**SET TASK:** Omit any picture, and return the remaining data exactly as written.

**DATASET RECORDS:**
»»

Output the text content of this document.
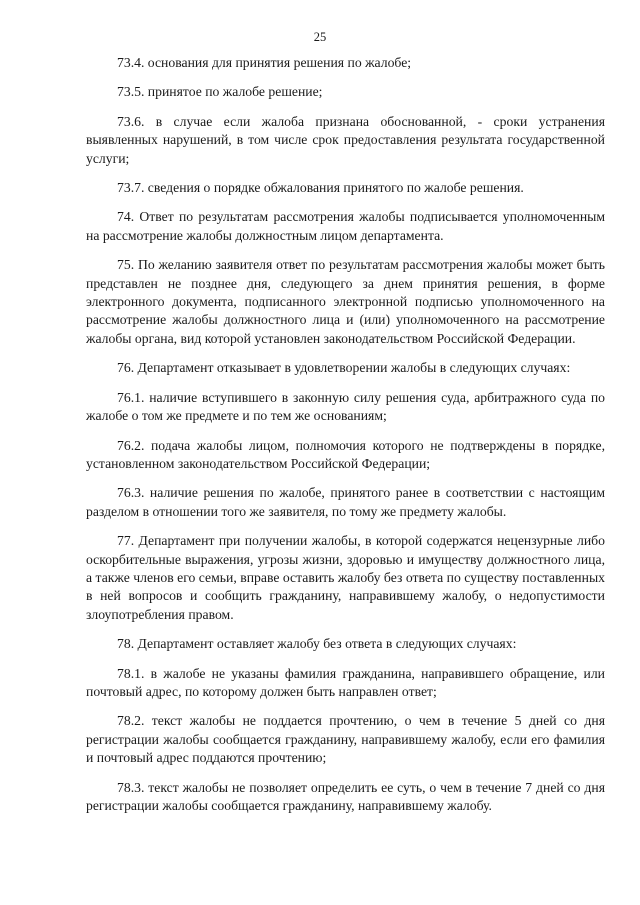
25

73.4. основания для принятия решения по жалобе;

73.5. принятое по жалобе решение;

73.6. в случае если жалоба признана обоснованной, - сроки устранения выявленных нарушений, в том числе срок предоставления результата государственной услуги;

73.7. сведения о порядке обжалования принятого по жалобе решения.

74. Ответ по результатам рассмотрения жалобы подписывается уполномоченным на рассмотрение жалобы должностным лицом департамента.

75. По желанию заявителя ответ по результатам рассмотрения жалобы может быть представлен не позднее дня, следующего за днем принятия решения, в форме электронного документа, подписанного электронной подписью уполномоченного на рассмотрение жалобы должностного лица и (или) уполномоченного на рассмотрение жалобы органа, вид которой установлен законодательством Российской Федерации.

76. Департамент отказывает в удовлетворении жалобы в следующих случаях:

76.1. наличие вступившего в законную силу решения суда, арбитражного суда по жалобе о том же предмете и по тем же основаниям;

76.2. подача жалобы лицом, полномочия которого не подтверждены в порядке, установленном законодательством Российской Федерации;

76.3. наличие решения по жалобе, принятого ранее в соответствии с настоящим разделом в отношении того же заявителя, по тому же предмету жалобы.

77. Департамент при получении жалобы, в которой содержатся нецензурные либо оскорбительные выражения, угрозы жизни, здоровью и имуществу должностного лица, а также членов его семьи, вправе оставить жалобу без ответа по существу поставленных в ней вопросов и сообщить гражданину, направившему жалобу, о недопустимости злоупотребления правом.

78. Департамент оставляет жалобу без ответа в следующих случаях:

78.1. в жалобе не указаны фамилия гражданина, направившего обращение, или почтовый адрес, по которому должен быть направлен ответ;

78.2. текст жалобы не поддается прочтению, о чем в течение 5 дней со дня регистрации жалобы сообщается гражданину, направившему жалобу, если его фамилия и почтовый адрес поддаются прочтению;

78.3. текст жалобы не позволяет определить ее суть, о чем в течение 7 дней со дня регистрации жалобы сообщается гражданину, направившему жалобу.
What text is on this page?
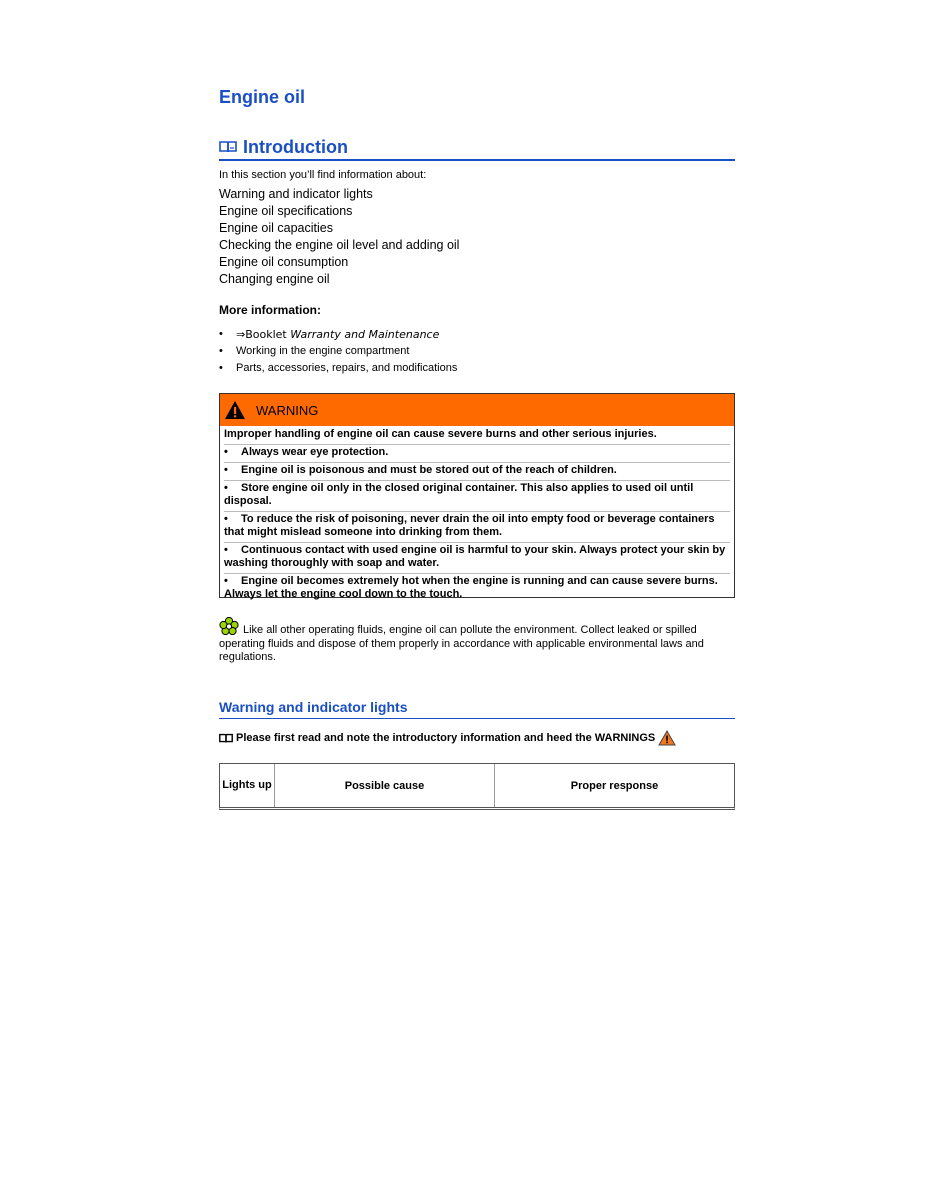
Engine oil
Introduction
In this section you’ll find information about:
Warning and indicator lights
Engine oil specifications
Engine oil capacities
Checking the engine oil level and adding oil
Engine oil consumption
Changing engine oil
More information:
• ⇒Booklet Warranty and Maintenance
• Working in the engine compartment
• Parts, accessories, repairs, and modifications
WARNING
Improper handling of engine oil can cause severe burns and other serious injuries.
• Always wear eye protection.
• Engine oil is poisonous and must be stored out of the reach of children.
• Store engine oil only in the closed original container. This also applies to used oil until disposal.
• To reduce the risk of poisoning, never drain the oil into empty food or beverage containers that might mislead someone into drinking from them.
• Continuous contact with used engine oil is harmful to your skin. Always protect your skin by washing thoroughly with soap and water.
• Engine oil becomes extremely hot when the engine is running and can cause severe burns. Always let the engine cool down to the touch.
Like all other operating fluids, engine oil can pollute the environment. Collect leaked or spilled operating fluids and dispose of them properly in accordance with applicable environmental laws and regulations.
Warning and indicator lights
Please first read and note the introductory information and heed the WARNINGS
Lights up	Possible cause	Proper response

««

**ANSWER TO THIS TASK:**
Output the text content of this document.
25

73.4. основания для принятия решения по жалобе;

73.5. принятое по жалобе решение;

73.6. в случае если жалоба признана обоснованной, - сроки устранения выявленных нарушений, в том числе срок предоставления результата государственной услуги;

73.7. сведения о порядке обжалования принятого по жалобе решения.

74. Ответ по результатам рассмотрения жалобы подписывается уполномоченным на рассмотрение жалобы должностным лицом департамента.

75. По желанию заявителя ответ по результатам рассмотрения жалобы может быть представлен не позднее дня, следующего за днем принятия решения, в форме электронного документа, подписанного электронной подписью уполномоченного на рассмотрение жалобы должностного лица и (или) уполномоченного на рассмотрение жалобы органа, вид которой установлен законодательством Российской Федерации.

76. Департамент отказывает в удовлетворении жалобы в следующих случаях:

76.1. наличие вступившего в законную силу решения суда, арбитражного суда по жалобе о том же предмете и по тем же основаниям;

76.2. подача жалобы лицом, полномочия которого не подтверждены в порядке, установленном законодательством Российской Федерации;

76.3. наличие решения по жалобе, принятого ранее в соответствии с настоящим разделом в отношении того же заявителя, по тому же предмету жалобы.

77. Департамент при получении жалобы, в которой содержатся нецензурные либо оскорбительные выражения, угрозы жизни, здоровью и имуществу должностного лица, а также членов его семьи, вправе оставить жалобу без ответа по существу поставленных в ней вопросов и сообщить гражданину, направившему жалобу, о недопустимости злоупотребления правом.

78. Департамент оставляет жалобу без ответа в следующих случаях:

78.1. в жалобе не указаны фамилия гражданина, направившего обращение, или почтовый адрес, по которому должен быть направлен ответ;

78.2. текст жалобы не поддается прочтению, о чем в течение 5 дней со дня регистрации жалобы сообщается гражданину, направившему жалобу, если его фамилия и почтовый адрес поддаются прочтению;

78.3. текст жалобы не позволяет определить ее суть, о чем в течение 7 дней со дня регистрации жалобы сообщается гражданину, направившему жалобу.
What text is on this page?
Engine oil
Introduction
In this section you’ll find information about:
Warning and indicator lights
Engine oil specifications
Engine oil capacities
Checking the engine oil level and adding oil
Engine oil consumption
Changing engine oil
More information:
• ⇒Booklet Warranty and Maintenance
• Working in the engine compartment
• Parts, accessories, repairs, and modifications
WARNING
Improper handling of engine oil can cause severe burns and other serious injuries.
• Always wear eye protection.
• Engine oil is poisonous and must be stored out of the reach of children.
• Store engine oil only in the closed original container. This also applies to used oil until disposal.
• To reduce the risk of poisoning, never drain the oil into empty food or beverage containers that might mislead someone into drinking from them.
• Continuous contact with used engine oil is harmful to your skin. Always protect your skin by washing thoroughly with soap and water.
• Engine oil becomes extremely hot when the engine is running and can cause severe burns. Always let the engine cool down to the touch.
Like all other operating fluids, engine oil can pollute the environment. Collect leaked or spilled operating fluids and dispose of them properly in accordance with applicable environmental laws and regulations.
Warning and indicator lights
Please first read and note the introductory information and heed the WARNINGS
Lights up	Possible cause	Proper response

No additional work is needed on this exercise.